**Provided material:**
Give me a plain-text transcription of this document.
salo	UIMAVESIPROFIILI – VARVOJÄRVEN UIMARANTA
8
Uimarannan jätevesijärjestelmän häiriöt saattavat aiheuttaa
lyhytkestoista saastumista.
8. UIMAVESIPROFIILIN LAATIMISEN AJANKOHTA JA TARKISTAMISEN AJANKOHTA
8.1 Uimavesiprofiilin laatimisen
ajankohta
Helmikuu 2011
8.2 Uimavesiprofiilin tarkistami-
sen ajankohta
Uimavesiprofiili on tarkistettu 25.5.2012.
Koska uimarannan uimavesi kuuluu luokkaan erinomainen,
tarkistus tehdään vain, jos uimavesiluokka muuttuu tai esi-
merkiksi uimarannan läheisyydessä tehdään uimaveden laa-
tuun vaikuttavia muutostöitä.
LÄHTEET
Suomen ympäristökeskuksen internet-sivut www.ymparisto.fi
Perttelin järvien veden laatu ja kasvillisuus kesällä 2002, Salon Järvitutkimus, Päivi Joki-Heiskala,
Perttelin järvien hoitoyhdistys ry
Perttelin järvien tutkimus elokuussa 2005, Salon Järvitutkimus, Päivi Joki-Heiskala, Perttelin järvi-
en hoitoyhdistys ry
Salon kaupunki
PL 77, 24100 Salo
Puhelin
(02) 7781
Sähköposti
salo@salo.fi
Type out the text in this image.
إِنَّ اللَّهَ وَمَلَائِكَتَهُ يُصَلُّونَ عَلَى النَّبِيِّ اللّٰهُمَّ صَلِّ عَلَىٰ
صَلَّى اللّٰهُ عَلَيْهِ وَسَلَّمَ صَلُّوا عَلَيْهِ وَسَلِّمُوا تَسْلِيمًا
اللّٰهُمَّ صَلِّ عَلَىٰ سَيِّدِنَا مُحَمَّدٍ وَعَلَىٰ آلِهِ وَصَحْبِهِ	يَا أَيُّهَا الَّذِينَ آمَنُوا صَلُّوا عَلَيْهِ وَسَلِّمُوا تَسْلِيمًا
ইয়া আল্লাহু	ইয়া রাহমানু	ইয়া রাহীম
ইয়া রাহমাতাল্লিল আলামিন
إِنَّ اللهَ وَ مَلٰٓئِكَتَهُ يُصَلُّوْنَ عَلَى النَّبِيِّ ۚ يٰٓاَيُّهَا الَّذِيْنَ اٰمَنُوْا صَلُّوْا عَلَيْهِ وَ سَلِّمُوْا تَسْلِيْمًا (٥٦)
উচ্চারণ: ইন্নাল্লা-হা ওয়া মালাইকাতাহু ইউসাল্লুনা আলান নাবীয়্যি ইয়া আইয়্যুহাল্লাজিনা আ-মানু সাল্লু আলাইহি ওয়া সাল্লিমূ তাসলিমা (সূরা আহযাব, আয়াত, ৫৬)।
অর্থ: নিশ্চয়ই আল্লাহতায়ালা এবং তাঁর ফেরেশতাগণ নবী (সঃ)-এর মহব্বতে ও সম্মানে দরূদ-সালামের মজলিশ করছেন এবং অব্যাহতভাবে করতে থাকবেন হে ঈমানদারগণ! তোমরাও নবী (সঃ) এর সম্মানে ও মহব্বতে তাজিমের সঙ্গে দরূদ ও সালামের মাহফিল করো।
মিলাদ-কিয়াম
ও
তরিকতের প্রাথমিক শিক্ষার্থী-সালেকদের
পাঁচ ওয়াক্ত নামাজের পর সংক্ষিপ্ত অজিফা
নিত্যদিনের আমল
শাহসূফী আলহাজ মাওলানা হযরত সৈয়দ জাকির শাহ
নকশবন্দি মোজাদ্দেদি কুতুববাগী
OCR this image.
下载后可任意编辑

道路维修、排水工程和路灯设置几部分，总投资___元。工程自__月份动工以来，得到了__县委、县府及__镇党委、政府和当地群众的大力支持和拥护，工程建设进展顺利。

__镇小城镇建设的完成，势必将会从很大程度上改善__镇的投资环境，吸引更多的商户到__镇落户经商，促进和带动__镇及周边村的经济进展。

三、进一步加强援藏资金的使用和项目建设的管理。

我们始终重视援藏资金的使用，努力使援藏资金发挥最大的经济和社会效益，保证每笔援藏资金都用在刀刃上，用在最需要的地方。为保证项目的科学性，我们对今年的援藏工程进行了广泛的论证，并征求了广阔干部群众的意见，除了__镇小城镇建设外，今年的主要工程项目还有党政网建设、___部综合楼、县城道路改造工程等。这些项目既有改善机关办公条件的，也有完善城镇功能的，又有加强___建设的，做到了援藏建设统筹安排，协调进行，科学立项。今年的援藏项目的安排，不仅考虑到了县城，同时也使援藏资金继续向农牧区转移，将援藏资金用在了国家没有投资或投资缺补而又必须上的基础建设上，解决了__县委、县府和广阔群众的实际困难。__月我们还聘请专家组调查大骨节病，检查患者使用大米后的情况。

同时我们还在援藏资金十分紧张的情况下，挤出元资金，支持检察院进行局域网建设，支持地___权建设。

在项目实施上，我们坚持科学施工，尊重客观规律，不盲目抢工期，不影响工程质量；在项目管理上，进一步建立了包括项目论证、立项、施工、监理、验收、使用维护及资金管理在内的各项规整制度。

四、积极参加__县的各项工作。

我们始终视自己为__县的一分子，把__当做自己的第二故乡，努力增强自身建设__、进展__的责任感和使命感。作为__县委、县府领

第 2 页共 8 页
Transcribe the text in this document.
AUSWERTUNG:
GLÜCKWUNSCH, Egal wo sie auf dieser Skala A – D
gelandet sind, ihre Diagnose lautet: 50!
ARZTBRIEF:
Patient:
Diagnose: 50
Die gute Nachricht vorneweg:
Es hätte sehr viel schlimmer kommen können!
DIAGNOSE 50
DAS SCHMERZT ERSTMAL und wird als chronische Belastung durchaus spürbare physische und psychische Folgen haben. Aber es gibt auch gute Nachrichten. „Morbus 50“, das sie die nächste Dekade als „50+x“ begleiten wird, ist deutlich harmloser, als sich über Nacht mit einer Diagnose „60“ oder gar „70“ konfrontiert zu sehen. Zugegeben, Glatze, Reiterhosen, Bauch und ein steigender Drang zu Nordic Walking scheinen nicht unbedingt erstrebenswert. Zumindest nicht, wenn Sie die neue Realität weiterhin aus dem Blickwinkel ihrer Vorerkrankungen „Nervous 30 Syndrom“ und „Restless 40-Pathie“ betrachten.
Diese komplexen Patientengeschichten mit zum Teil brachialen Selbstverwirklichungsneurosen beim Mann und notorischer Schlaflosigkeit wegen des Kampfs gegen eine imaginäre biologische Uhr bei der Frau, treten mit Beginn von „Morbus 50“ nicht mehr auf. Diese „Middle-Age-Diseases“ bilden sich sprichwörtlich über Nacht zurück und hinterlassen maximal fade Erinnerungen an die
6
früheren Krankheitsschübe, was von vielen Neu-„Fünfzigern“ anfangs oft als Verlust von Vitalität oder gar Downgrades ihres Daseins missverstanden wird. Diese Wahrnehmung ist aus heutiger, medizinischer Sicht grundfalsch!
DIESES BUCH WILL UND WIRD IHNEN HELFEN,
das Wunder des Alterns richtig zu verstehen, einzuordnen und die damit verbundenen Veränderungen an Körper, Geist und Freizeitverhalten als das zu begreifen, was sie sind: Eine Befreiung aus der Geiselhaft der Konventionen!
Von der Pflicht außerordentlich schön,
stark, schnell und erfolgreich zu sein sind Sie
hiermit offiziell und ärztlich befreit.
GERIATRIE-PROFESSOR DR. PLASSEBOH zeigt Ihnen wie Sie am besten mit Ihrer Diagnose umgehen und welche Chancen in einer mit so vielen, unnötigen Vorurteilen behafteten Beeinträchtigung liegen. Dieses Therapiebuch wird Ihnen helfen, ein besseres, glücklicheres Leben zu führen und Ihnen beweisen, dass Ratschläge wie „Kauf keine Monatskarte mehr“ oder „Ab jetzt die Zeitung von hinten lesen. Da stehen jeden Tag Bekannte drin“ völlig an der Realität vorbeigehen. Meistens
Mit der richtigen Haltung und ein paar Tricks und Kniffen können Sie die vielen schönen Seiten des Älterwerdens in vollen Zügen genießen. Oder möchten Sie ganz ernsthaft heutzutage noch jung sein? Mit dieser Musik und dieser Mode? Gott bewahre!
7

**Task details:** Whichever lines contain the string "hoitoyhdistys", select and copy them.

**Written response:**
Perttelin järvien hoitoyhdistys ry
en hoitoyhdistys ry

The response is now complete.